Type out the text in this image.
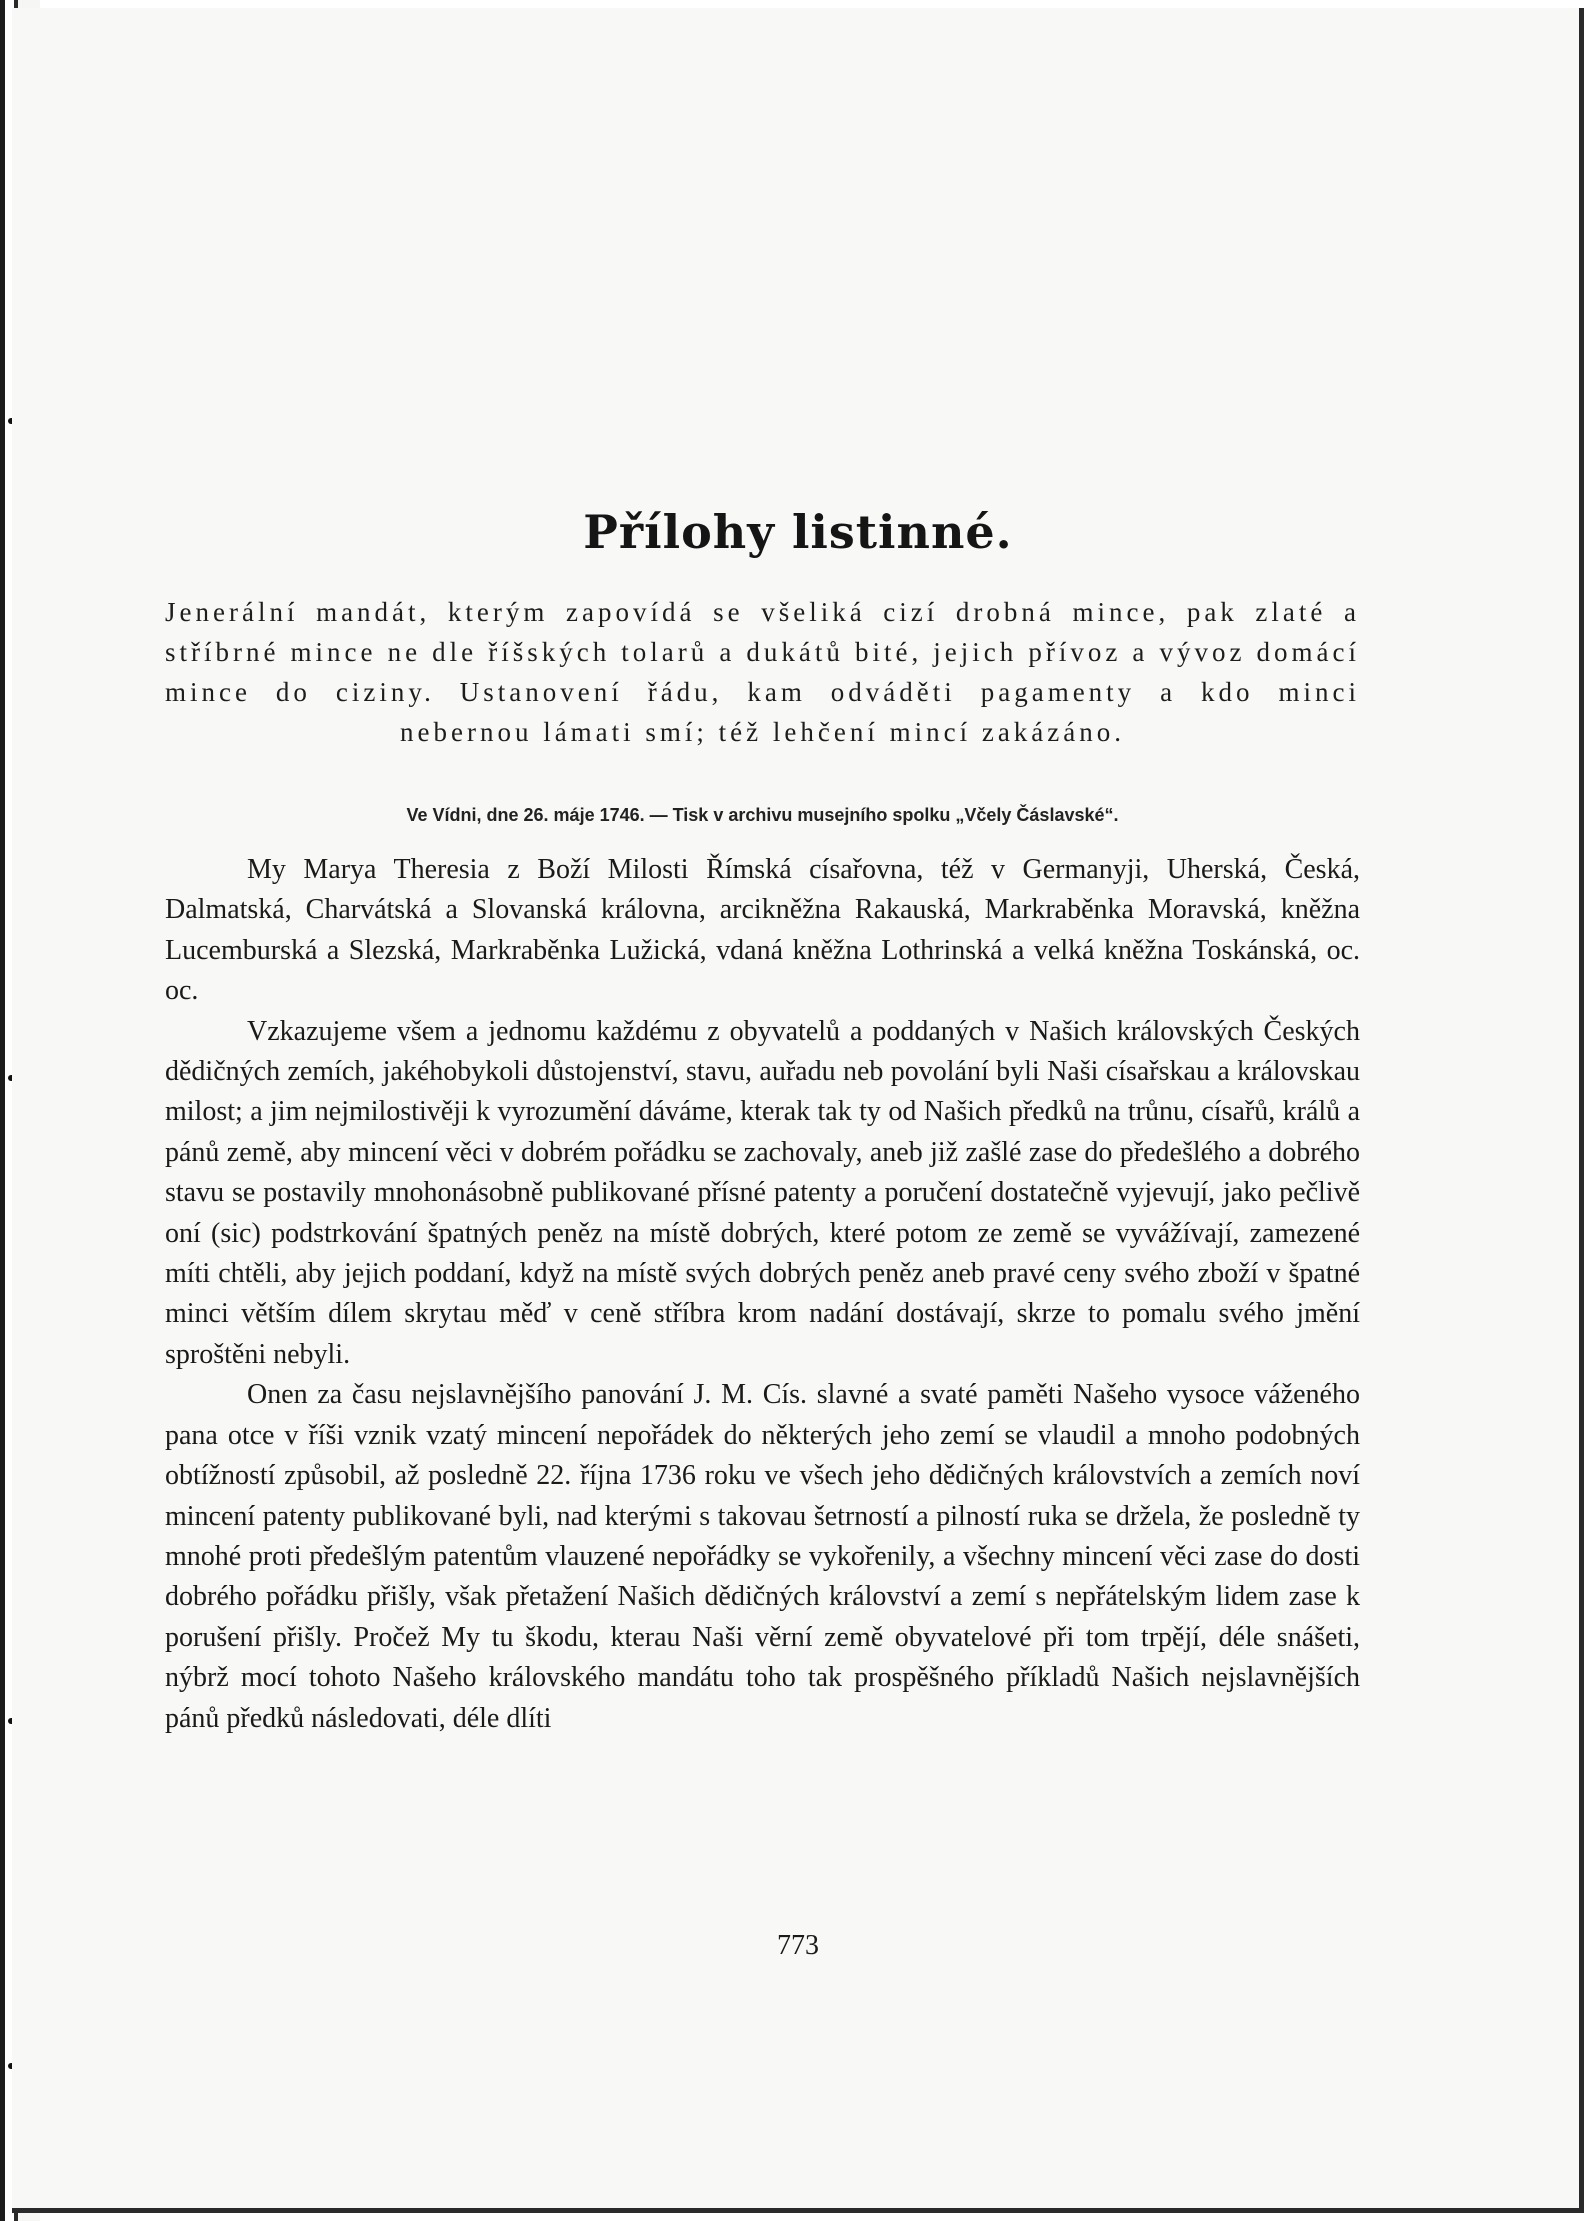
Přílohy listinné.
Jenerální mandát, kterým zapovídá se všeliká cizí drobná mince, pak zlaté a stříbrné mince ne dle říšských tolarů a dukátů bité, jejich přívoz a vývoz domácí mince do ciziny. Ustanovení řádu, kam odváděti pagamenty a kdo minci nebernou lámati smí; též lehčení mincí zakázáno.
Ve Vídni, dne 26. máje 1746. — Tisk v archivu musejního spolku „Včely Čáslavské“.

My Marya Theresia z Boží Milosti Římská císařovna, též v Germanyji, Uherská, Česká, Dalmatská, Charvátská a Slovanská královna, arcikněžna Rakauská, Markraběnka Moravská, kněžna Lucemburská a Slezská, Markraběnka Lužická, vdaná kněžna Lothrinská a velká kněžna Toskánská, oc. oc.

Vzkazujeme všem a jednomu každému z obyvatelů a poddaných v Našich královských Českých dědičných zemích, jakéhobykoli důstojenství, stavu, auřadu neb povolání byli Naši císařskau a královskau milost; a jim nejmilostivěji k vyrozumění dáváme, kterak tak ty od Našich předků na trůnu, císařů, králů a pánů země, aby mincení věci v dobrém pořádku se zachovaly, aneb již zašlé zase do předešlého a dobrého stavu se postavily mnohonásobně publikované přísné patenty a poručení dostatečně vyjevují, jako pečlivě oní (sic) podstrkování špatných peněz na místě dobrých, které potom ze země se vyvážívají, zamezené míti chtěli, aby jejich poddaní, když na místě svých dobrých peněz aneb pravé ceny svého zboží v špatné minci větším dílem skrytau měď v ceně stříbra krom nadání dostávají, skrze to pomalu svého jmění sproštěni nebyli.

Onen za času nejslavnějšího panování J. M. Cís. slavné a svaté paměti Našeho vysoce váženého pana otce v říši vznik vzatý mincení nepořádek do některých jeho zemí se vlaudil a mnoho podobných obtížností způsobil, až posledně 22. října 1736 roku ve všech jeho dědičných královstvích a zemích noví mincení patenty publikované byli, nad kterými s takovau šetrností a pilností ruka se držela, že posledně ty mnohé proti předešlým patentům vlauzené nepořádky se vykořenily, a všechny mincení věci zase do dosti dobrého pořádku přišly, však přetažení Našich dědičných království a zemí s nepřátelským lidem zase k porušení přišly. Pročež My tu škodu, kterau Naši věrní země obyvatelové při tom trpějí, déle snášeti, nýbrž mocí tohoto Našeho královského mandátu toho tak prospěšného příkladů Našich nejslavnějších pánů předků následovati, déle dlíti

773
::::::
TASK TO CARRY OUT >>
Retype every record above exactly as written, but leave out the pictures.

EXPECTED OUTPUT >>
Type out the text in this image.
Přílohy listinné.
Jenerální mandát, kterým zapovídá se všeliká cizí drobná mince, pak zlaté a stříbrné mince ne dle říšských tolarů a dukátů bité, jejich přívoz a vývoz domácí mince do ciziny. Ustanovení řádu, kam odváděti pagamenty a kdo minci nebernou lámati smí; též lehčení mincí zakázáno.
Ve Vídni, dne 26. máje 1746. — Tisk v archivu musejního spolku „Včely Čáslavské“.

My Marya Theresia z Boží Milosti Římská císařovna, též v Germanyji, Uherská, Česká, Dalmatská, Charvátská a Slovanská královna, arcikněžna Rakauská, Markraběnka Moravská, kněžna Lucemburská a Slezská, Markraběnka Lužická, vdaná kněžna Lothrinská a velká kněžna Toskánská, oc. oc.

Vzkazujeme všem a jednomu každému z obyvatelů a poddaných v Našich královských Českých dědičných zemích, jakéhobykoli důstojenství, stavu, auřadu neb povolání byli Naši císařskau a královskau milost; a jim nejmilostivěji k vyrozumění dáváme, kterak tak ty od Našich předků na trůnu, císařů, králů a pánů země, aby mincení věci v dobrém pořádku se zachovaly, aneb již zašlé zase do předešlého a dobrého stavu se postavily mnohonásobně publikované přísné patenty a poručení dostatečně vyjevují, jako pečlivě oní (sic) podstrkování špatných peněz na místě dobrých, které potom ze země se vyvážívají, zamezené míti chtěli, aby jejich poddaní, když na místě svých dobrých peněz aneb pravé ceny svého zboží v špatné minci větším dílem skrytau měď v ceně stříbra krom nadání dostávají, skrze to pomalu svého jmění sproštěni nebyli.

Onen za času nejslavnějšího panování J. M. Cís. slavné a svaté paměti Našeho vysoce váženého pana otce v říši vznik vzatý mincení nepořádek do některých jeho zemí se vlaudil a mnoho podobných obtížností způsobil, až posledně 22. října 1736 roku ve všech jeho dědičných královstvích a zemích noví mincení patenty publikované byli, nad kterými s takovau šetrností a pilností ruka se držela, že posledně ty mnohé proti předešlým patentům vlauzené nepořádky se vykořenily, a všechny mincení věci zase do dosti dobrého pořádku přišly, však přetažení Našich dědičných království a zemí s nepřátelským lidem zase k porušení přišly. Pročež My tu škodu, kterau Naši věrní země obyvatelové při tom trpějí, déle snášeti, nýbrž mocí tohoto Našeho královského mandátu toho tak prospěšného příkladů Našich nejslavnějších pánů předků následovati, déle dlíti

773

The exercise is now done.